◆ WORK TO COMPLETE
Even if a line seems odd, print it as it is, and include every record.

··········

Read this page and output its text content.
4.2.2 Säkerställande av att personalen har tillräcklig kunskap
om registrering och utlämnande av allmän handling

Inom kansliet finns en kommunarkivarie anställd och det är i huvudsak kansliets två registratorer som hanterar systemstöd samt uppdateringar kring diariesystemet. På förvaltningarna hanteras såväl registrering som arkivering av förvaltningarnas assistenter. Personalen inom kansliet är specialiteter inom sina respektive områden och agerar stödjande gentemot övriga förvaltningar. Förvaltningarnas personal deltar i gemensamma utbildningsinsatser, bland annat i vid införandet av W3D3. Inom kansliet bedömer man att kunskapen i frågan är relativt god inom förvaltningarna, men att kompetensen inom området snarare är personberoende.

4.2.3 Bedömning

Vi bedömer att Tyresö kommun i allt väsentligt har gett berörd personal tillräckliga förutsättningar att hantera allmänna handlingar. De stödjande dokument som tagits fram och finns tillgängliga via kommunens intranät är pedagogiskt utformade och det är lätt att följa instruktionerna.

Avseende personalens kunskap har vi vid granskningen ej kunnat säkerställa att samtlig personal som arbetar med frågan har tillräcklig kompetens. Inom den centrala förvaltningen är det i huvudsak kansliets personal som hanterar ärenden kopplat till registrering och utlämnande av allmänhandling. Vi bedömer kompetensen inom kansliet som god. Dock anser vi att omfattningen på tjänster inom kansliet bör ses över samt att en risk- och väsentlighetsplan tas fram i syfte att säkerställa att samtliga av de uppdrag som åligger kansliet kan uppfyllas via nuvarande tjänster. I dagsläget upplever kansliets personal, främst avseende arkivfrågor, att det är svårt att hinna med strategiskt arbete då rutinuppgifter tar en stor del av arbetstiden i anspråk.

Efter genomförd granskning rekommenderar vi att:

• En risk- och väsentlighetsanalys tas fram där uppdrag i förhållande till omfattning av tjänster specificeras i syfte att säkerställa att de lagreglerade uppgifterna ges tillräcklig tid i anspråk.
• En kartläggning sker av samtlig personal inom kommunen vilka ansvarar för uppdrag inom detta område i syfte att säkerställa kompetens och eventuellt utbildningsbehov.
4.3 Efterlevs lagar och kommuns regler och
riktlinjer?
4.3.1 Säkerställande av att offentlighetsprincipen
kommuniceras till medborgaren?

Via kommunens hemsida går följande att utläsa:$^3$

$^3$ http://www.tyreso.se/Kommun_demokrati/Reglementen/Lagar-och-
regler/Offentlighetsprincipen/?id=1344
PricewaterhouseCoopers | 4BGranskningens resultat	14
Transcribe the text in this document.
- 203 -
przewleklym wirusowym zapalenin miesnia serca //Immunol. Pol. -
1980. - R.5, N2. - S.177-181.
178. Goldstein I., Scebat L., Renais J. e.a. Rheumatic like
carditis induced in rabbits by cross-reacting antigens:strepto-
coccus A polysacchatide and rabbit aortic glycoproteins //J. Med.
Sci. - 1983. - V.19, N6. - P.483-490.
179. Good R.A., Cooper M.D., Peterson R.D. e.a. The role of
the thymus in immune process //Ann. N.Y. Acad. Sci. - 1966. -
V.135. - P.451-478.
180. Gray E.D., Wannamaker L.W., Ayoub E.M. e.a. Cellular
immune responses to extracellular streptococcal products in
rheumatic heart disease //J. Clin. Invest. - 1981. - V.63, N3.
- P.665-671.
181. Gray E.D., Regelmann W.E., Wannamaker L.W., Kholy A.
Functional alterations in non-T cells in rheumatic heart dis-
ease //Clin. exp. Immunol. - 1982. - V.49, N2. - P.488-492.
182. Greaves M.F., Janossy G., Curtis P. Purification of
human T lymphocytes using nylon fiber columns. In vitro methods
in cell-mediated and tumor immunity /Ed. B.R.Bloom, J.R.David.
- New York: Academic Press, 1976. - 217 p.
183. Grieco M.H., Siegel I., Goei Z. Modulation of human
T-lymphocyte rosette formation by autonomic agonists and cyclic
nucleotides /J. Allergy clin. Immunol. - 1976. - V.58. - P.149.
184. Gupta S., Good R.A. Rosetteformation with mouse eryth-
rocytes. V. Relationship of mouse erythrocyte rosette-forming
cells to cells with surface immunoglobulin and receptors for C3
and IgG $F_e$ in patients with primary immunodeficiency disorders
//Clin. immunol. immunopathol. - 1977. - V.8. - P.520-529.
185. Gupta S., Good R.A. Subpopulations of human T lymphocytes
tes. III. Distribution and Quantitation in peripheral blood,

··········

◆ TASK SOLUTION
Read this page and output its text content.
4.2.2 Säkerställande av att personalen har tillräcklig kunskap
om registrering och utlämnande av allmän handling

Inom kansliet finns en kommunarkivarie anställd och det är i huvudsak kansliets två registratorer som hanterar systemstöd samt uppdateringar kring diariesystemet. På förvaltningarna hanteras såväl registrering som arkivering av förvaltningarnas assistenter. Personalen inom kansliet är specialiteter inom sina respektive områden och agerar stödjande gentemot övriga förvaltningar. Förvaltningarnas personal deltar i gemensamma utbildningsinsatser, bland annat i vid införandet av W3D3. Inom kansliet bedömer man att kunskapen i frågan är relativt god inom förvaltningarna, men att kompetensen inom området snarare är personberoende.

4.2.3 Bedömning

Vi bedömer att Tyresö kommun i allt väsentligt har gett berörd personal tillräckliga förutsättningar att hantera allmänna handlingar. De stödjande dokument som tagits fram och finns tillgängliga via kommunens intranät är pedagogiskt utformade och det är lätt att följa instruktionerna.

Avseende personalens kunskap har vi vid granskningen ej kunnat säkerställa att samtlig personal som arbetar med frågan har tillräcklig kompetens. Inom den centrala förvaltningen är det i huvudsak kansliets personal som hanterar ärenden kopplat till registrering och utlämnande av allmänhandling. Vi bedömer kompetensen inom kansliet som god. Dock anser vi att omfattningen på tjänster inom kansliet bör ses över samt att en risk- och väsentlighetsplan tas fram i syfte att säkerställa att samtliga av de uppdrag som åligger kansliet kan uppfyllas via nuvarande tjänster. I dagsläget upplever kansliets personal, främst avseende arkivfrågor, att det är svårt att hinna med strategiskt arbete då rutinuppgifter tar en stor del av arbetstiden i anspråk.

Efter genomförd granskning rekommenderar vi att:

• En risk- och väsentlighetsanalys tas fram där uppdrag i förhållande till omfattning av tjänster specificeras i syfte att säkerställa att de lagreglerade uppgifterna ges tillräcklig tid i anspråk.
• En kartläggning sker av samtlig personal inom kommunen vilka ansvarar för uppdrag inom detta område i syfte att säkerställa kompetens och eventuellt utbildningsbehov.
4.3 Efterlevs lagar och kommuns regler och
riktlinjer?
4.3.1 Säkerställande av att offentlighetsprincipen
kommuniceras till medborgaren?

Via kommunens hemsida går följande att utläsa:$^3$

$^3$ http://www.tyreso.se/Kommun_demokrati/Reglementen/Lagar-och-
regler/Offentlighetsprincipen/?id=1344
PricewaterhouseCoopers | 4BGranskningens resultat	14
Transcribe the text in this document.
- 203 -
przewleklym wirusowym zapalenin miesnia serca //Immunol. Pol. -
1980. - R.5, N2. - S.177-181.
178. Goldstein I., Scebat L., Renais J. e.a. Rheumatic like
carditis induced in rabbits by cross-reacting antigens:strepto-
coccus A polysacchatide and rabbit aortic glycoproteins //J. Med.
Sci. - 1983. - V.19, N6. - P.483-490.
179. Good R.A., Cooper M.D., Peterson R.D. e.a. The role of
the thymus in immune process //Ann. N.Y. Acad. Sci. - 1966. -
V.135. - P.451-478.
180. Gray E.D., Wannamaker L.W., Ayoub E.M. e.a. Cellular
immune responses to extracellular streptococcal products in
rheumatic heart disease //J. Clin. Invest. - 1981. - V.63, N3.
- P.665-671.
181. Gray E.D., Regelmann W.E., Wannamaker L.W., Kholy A.
Functional alterations in non-T cells in rheumatic heart dis-
ease //Clin. exp. Immunol. - 1982. - V.49, N2. - P.488-492.
182. Greaves M.F., Janossy G., Curtis P. Purification of
human T lymphocytes using nylon fiber columns. In vitro methods
in cell-mediated and tumor immunity /Ed. B.R.Bloom, J.R.David.
- New York: Academic Press, 1976. - 217 p.
183. Grieco M.H., Siegel I., Goei Z. Modulation of human
T-lymphocyte rosette formation by autonomic agonists and cyclic
nucleotides /J. Allergy clin. Immunol. - 1976. - V.58. - P.149.
184. Gupta S., Good R.A. Rosetteformation with mouse eryth-
rocytes. V. Relationship of mouse erythrocyte rosette-forming
cells to cells with surface immunoglobulin and receptors for C3
and IgG $F_e$ in patients with primary immunodeficiency disorders
//Clin. immunol. immunopathol. - 1977. - V.8. - P.520-529.
185. Gupta S., Good R.A. Subpopulations of human T lymphocytes
tes. III. Distribution and Quantitation in peripheral blood,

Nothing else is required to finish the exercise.